Copy every entry exactly as given, minus the images.

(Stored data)

───

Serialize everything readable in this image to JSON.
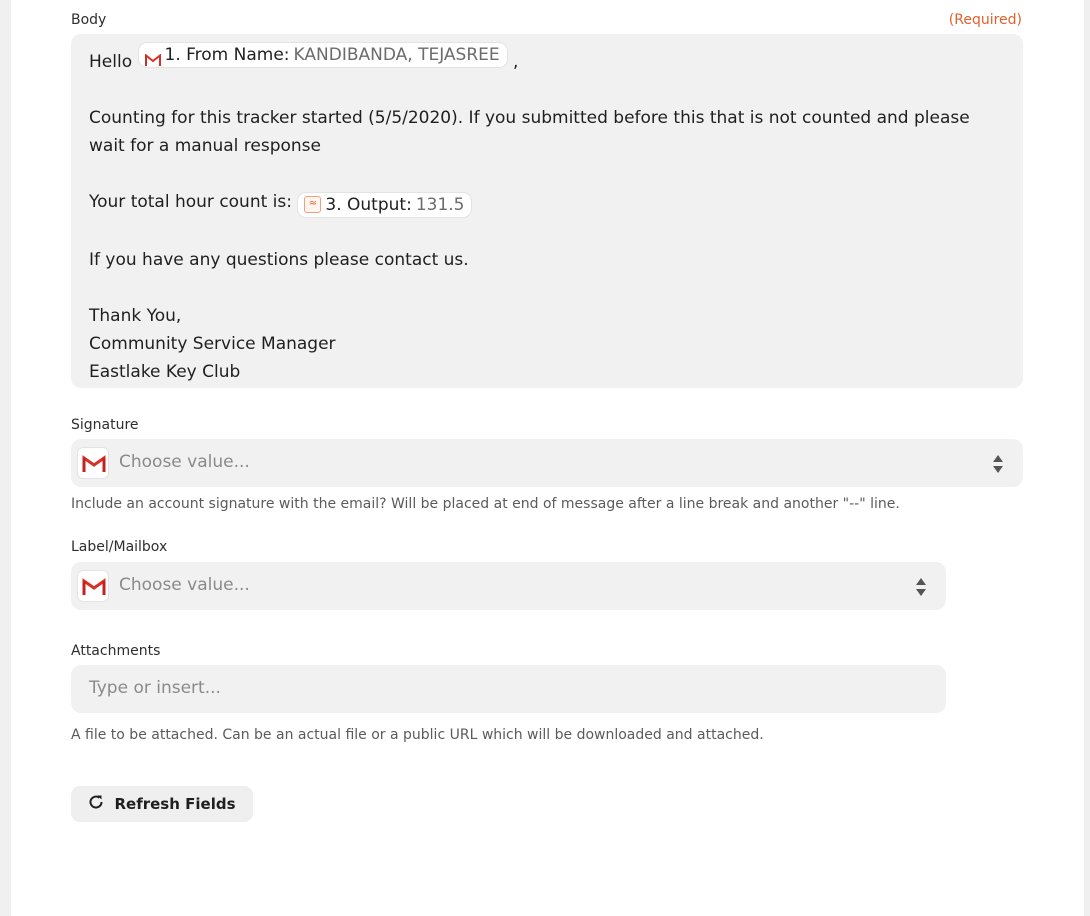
{
  "body_field": {
    "label": "Body",
    "required": "(Required)",
    "greeting": "Hello",
    "pill_from": {
      "icon": "gmail-icon",
      "label": "1. From Name:",
      "value": "KANDIBANDA, TEJASREE"
    },
    "after_greeting": ",",
    "line_counting": "Counting for this tracker started (5/5/2020). If you submitted before this that is not counted and please wait for a manual response",
    "hours_prefix": "Your total hour count is:",
    "pill_output": {
      "icon": "formatter-icon",
      "label": "3. Output:",
      "value": "131.5"
    },
    "line_questions": "If you have any questions please contact us.",
    "signoff_1": "Thank You,",
    "signoff_2": "Community Service Manager",
    "signoff_3": "Eastlake Key Club"
  },
  "signature_field": {
    "label": "Signature",
    "placeholder": "Choose value...",
    "help": "Include an account signature with the email? Will be placed at end of message after a line break and another \"--\" line."
  },
  "label_field": {
    "label": "Label/Mailbox",
    "placeholder": "Choose value..."
  },
  "attachments_field": {
    "label": "Attachments",
    "placeholder": "Type or insert...",
    "help": "A file to be attached. Can be an actual file or a public URL which will be downloaded and attached."
  },
  "refresh_button": {
    "label": "Refresh Fields",
    "icon": "refresh-icon"
  },
  "colors": {
    "accent_required": "#e0612b",
    "gmail_red": "#d93025",
    "field_bg": "#f1f1f1"
  }
}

───

#### [Worked answer]
Serialize everything readable in this image to JSON.
{
  "body_field": {
    "label": "Body",
    "required": "(Required)",
    "greeting": "Hello",
    "pill_from": {
      "icon": "gmail-icon",
      "label": "1. From Name:",
      "value": "KANDIBANDA, TEJASREE"
    },
    "after_greeting": ",",
    "line_counting": "Counting for this tracker started (5/5/2020). If you submitted before this that is not counted and please wait for a manual response",
    "hours_prefix": "Your total hour count is:",
    "pill_output": {
      "icon": "formatter-icon",
      "label": "3. Output:",
      "value": "131.5"
    },
    "line_questions": "If you have any questions please contact us.",
    "signoff_1": "Thank You,",
    "signoff_2": "Community Service Manager",
    "signoff_3": "Eastlake Key Club"
  },
  "signature_field": {
    "label": "Signature",
    "placeholder": "Choose value...",
    "help": "Include an account signature with the email? Will be placed at end of message after a line break and another \"--\" line."
  },
  "label_field": {
    "label": "Label/Mailbox",
    "placeholder": "Choose value..."
  },
  "attachments_field": {
    "label": "Attachments",
    "placeholder": "Type or insert...",
    "help": "A file to be attached. Can be an actual file or a public URL which will be downloaded and attached."
  },
  "refresh_button": {
    "label": "Refresh Fields",
    "icon": "refresh-icon"
  },
  "colors": {
    "accent_required": "#e0612b",
    "gmail_red": "#d93025",
    "field_bg": "#f1f1f1"
  }
}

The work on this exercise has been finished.